* EXTRACTED INFORMATION:

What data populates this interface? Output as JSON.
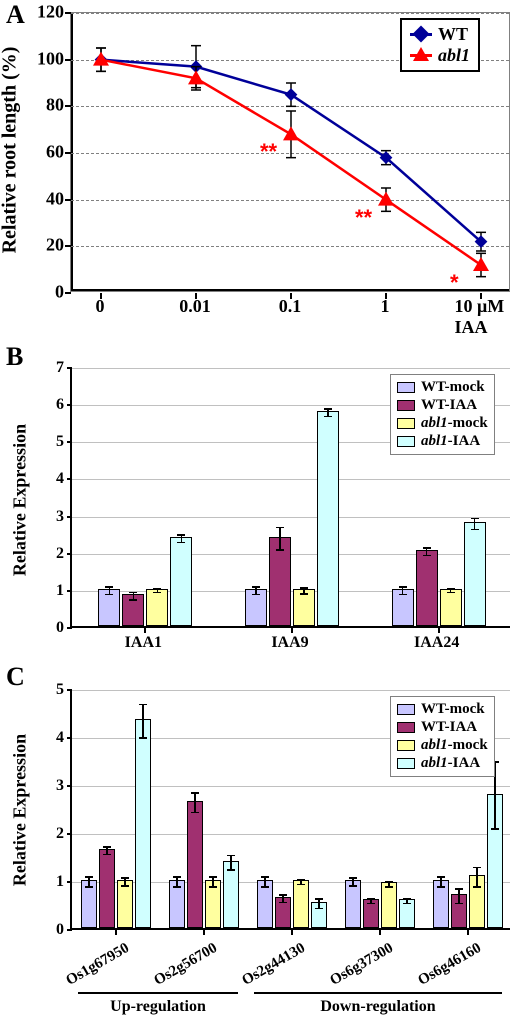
{
  "panelA": {
    "label": "A",
    "type": "line",
    "y_title": "Relative root length (%)",
    "x_unit_label": "10 μM IAA",
    "x_ticks": [
      "0",
      "0.01",
      "0.1",
      "1",
      "10 μM IAA"
    ],
    "y_ticks": [
      0,
      20,
      40,
      60,
      80,
      100,
      120
    ],
    "ylim": [
      0,
      120
    ],
    "series": [
      {
        "name": "WT",
        "label": "WT",
        "color": "#000099",
        "marker": "diamond",
        "y": [
          100,
          97,
          85,
          58,
          22
        ],
        "err": [
          5,
          9,
          5,
          3,
          4
        ]
      },
      {
        "name": "abl1",
        "label": "abl1",
        "italic": true,
        "color": "#ff0000",
        "marker": "triangle",
        "y": [
          100,
          92,
          68,
          40,
          12
        ],
        "err": [
          5,
          5,
          10,
          5,
          5
        ]
      }
    ],
    "significance": [
      {
        "x_index": 2,
        "text": "**"
      },
      {
        "x_index": 3,
        "text": "**"
      },
      {
        "x_index": 4,
        "text": "*"
      }
    ],
    "line_width": 2.5,
    "marker_size": 10,
    "grid_color": "#808080"
  },
  "panelB": {
    "label": "B",
    "type": "bar",
    "y_title": "Relative Expression",
    "y_ticks": [
      0,
      1,
      2,
      3,
      4,
      5,
      6,
      7
    ],
    "ylim": [
      0,
      7
    ],
    "categories": [
      "IAA1",
      "IAA9",
      "IAA24"
    ],
    "conditions": [
      {
        "key": "WT-mock",
        "label": "WT-mock",
        "color": "#c8c6ff"
      },
      {
        "key": "WT-IAA",
        "label": "WT-IAA",
        "color": "#a03070"
      },
      {
        "key": "abl1-mock",
        "label_html": "<span class=\"it\">abl1</span>-mock",
        "color": "#ffff9f"
      },
      {
        "key": "abl1-IAA",
        "label_html": "<span class=\"it\">abl1</span>-IAA",
        "color": "#d0ffff"
      }
    ],
    "values": [
      [
        1.0,
        0.85,
        1.0,
        2.4
      ],
      [
        1.0,
        2.4,
        1.0,
        5.8
      ],
      [
        1.0,
        2.05,
        1.0,
        2.8
      ]
    ],
    "errors": [
      [
        0.1,
        0.1,
        0.05,
        0.1
      ],
      [
        0.1,
        0.3,
        0.08,
        0.1
      ],
      [
        0.1,
        0.1,
        0.05,
        0.15
      ]
    ]
  },
  "panelC": {
    "label": "C",
    "type": "bar",
    "y_title": "Relative Expression",
    "y_ticks": [
      0,
      1,
      2,
      3,
      4,
      5
    ],
    "ylim": [
      0,
      5
    ],
    "categories": [
      "Os1g67950",
      "Os2g56700",
      "Os2g44130",
      "Os6g37300",
      "Os6g46160"
    ],
    "conditions": [
      {
        "key": "WT-mock",
        "label": "WT-mock",
        "color": "#c8c6ff"
      },
      {
        "key": "WT-IAA",
        "label": "WT-IAA",
        "color": "#a03070"
      },
      {
        "key": "abl1-mock",
        "label_html": "<span class=\"it\">abl1</span>-mock",
        "color": "#ffff9f"
      },
      {
        "key": "abl1-IAA",
        "label_html": "<span class=\"it\">abl1</span>-IAA",
        "color": "#d0ffff"
      }
    ],
    "values": [
      [
        1.0,
        1.65,
        1.0,
        4.35
      ],
      [
        1.0,
        2.65,
        1.0,
        1.4
      ],
      [
        1.0,
        0.65,
        1.0,
        0.55
      ],
      [
        1.0,
        0.6,
        0.95,
        0.6
      ],
      [
        1.0,
        0.7,
        1.1,
        2.8
      ]
    ],
    "errors": [
      [
        0.1,
        0.08,
        0.08,
        0.35
      ],
      [
        0.1,
        0.2,
        0.1,
        0.15
      ],
      [
        0.1,
        0.08,
        0.05,
        0.1
      ],
      [
        0.08,
        0.05,
        0.05,
        0.05
      ],
      [
        0.1,
        0.15,
        0.2,
        0.7
      ]
    ],
    "groups": [
      {
        "label": "Up-regulation",
        "from": 0,
        "to": 1
      },
      {
        "label": "Down-regulation",
        "from": 2,
        "to": 4
      }
    ]
  },
  "colors": {
    "background": "#ffffff",
    "axis": "#000000"
  }
}
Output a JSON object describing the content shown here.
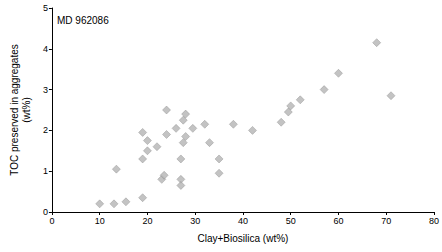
{
  "chart_data": {
    "type": "scatter",
    "annotation": "MD 962086",
    "x_label": "Clay+Biosilica (wt%)",
    "y_label": "TOC preserved in aggregates\n(wt%)",
    "x": [
      10,
      13,
      13.5,
      15.5,
      19,
      19,
      19,
      20,
      20,
      22,
      23,
      23.5,
      24,
      24,
      26,
      27,
      27,
      27,
      27.5,
      27.5,
      28,
      28,
      29.5,
      32,
      33,
      35,
      35,
      38,
      42,
      48,
      49.5,
      50,
      52,
      57,
      60,
      68,
      71
    ],
    "values": [
      0.2,
      0.2,
      1.05,
      0.25,
      0.35,
      1.3,
      1.95,
      1.75,
      1.5,
      1.6,
      0.8,
      0.9,
      2.5,
      1.9,
      2.05,
      0.8,
      0.65,
      1.3,
      1.7,
      2.25,
      1.85,
      2.4,
      2.05,
      2.15,
      1.7,
      1.3,
      0.95,
      2.15,
      2.0,
      2.2,
      2.45,
      2.6,
      2.75,
      3.0,
      3.4,
      4.15,
      2.85
    ],
    "color": "#b4b4b4",
    "marker": "diamond",
    "xlim": [
      0,
      80
    ],
    "xticks": [
      0,
      10,
      20,
      30,
      40,
      50,
      60,
      70,
      80
    ],
    "ylim": [
      0,
      5
    ],
    "yticks": [
      0,
      1,
      2,
      3,
      4,
      5
    ],
    "grid": false
  }
}
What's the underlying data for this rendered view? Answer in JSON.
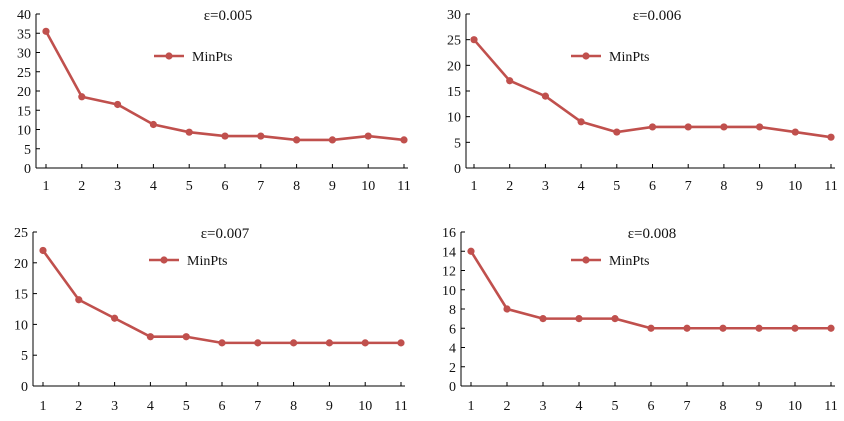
{
  "chart_data": [
    {
      "type": "line",
      "title": "ε=0.005",
      "x": [
        1,
        2,
        3,
        4,
        5,
        6,
        7,
        8,
        9,
        10,
        11
      ],
      "series": [
        {
          "name": "MinPts",
          "values": [
            35.5,
            18.5,
            16.5,
            11.3,
            9.3,
            8.3,
            8.3,
            7.3,
            7.3,
            8.3,
            7.3
          ]
        }
      ],
      "ylim": [
        0,
        40
      ],
      "yticks": [
        0,
        5,
        10,
        15,
        20,
        25,
        30,
        35,
        40
      ],
      "legend": "top-center",
      "grid": false,
      "color": "#c0504d"
    },
    {
      "type": "line",
      "title": "ε=0.006",
      "x": [
        1,
        2,
        3,
        4,
        5,
        6,
        7,
        8,
        9,
        10,
        11
      ],
      "series": [
        {
          "name": "MinPts",
          "values": [
            25,
            17,
            14,
            9,
            7,
            8,
            8,
            8,
            8,
            7,
            6
          ]
        }
      ],
      "ylim": [
        0,
        30
      ],
      "yticks": [
        0,
        5,
        10,
        15,
        20,
        25,
        30
      ],
      "legend": "top-center",
      "grid": false,
      "color": "#c0504d"
    },
    {
      "type": "line",
      "title": "ε=0.007",
      "x": [
        1,
        2,
        3,
        4,
        5,
        6,
        7,
        8,
        9,
        10,
        11
      ],
      "series": [
        {
          "name": "MinPts",
          "values": [
            22,
            14,
            11,
            8,
            8,
            7,
            7,
            7,
            7,
            7,
            7
          ]
        }
      ],
      "ylim": [
        0,
        25
      ],
      "yticks": [
        0,
        5,
        10,
        15,
        20,
        25
      ],
      "legend": "top-center",
      "grid": false,
      "color": "#c0504d"
    },
    {
      "type": "line",
      "title": "ε=0.008",
      "x": [
        1,
        2,
        3,
        4,
        5,
        6,
        7,
        8,
        9,
        10,
        11
      ],
      "series": [
        {
          "name": "MinPts",
          "values": [
            14,
            8,
            7,
            7,
            7,
            6,
            6,
            6,
            6,
            6,
            6
          ]
        }
      ],
      "ylim": [
        0,
        16
      ],
      "yticks": [
        0,
        2,
        4,
        6,
        8,
        10,
        12,
        14,
        16
      ],
      "legend": "top-center",
      "grid": false,
      "color": "#c0504d"
    }
  ]
}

* GOAL: Count the lines of the material that include the word "JSON", then report only the total.

* RESPONSE TO THE TASK: 3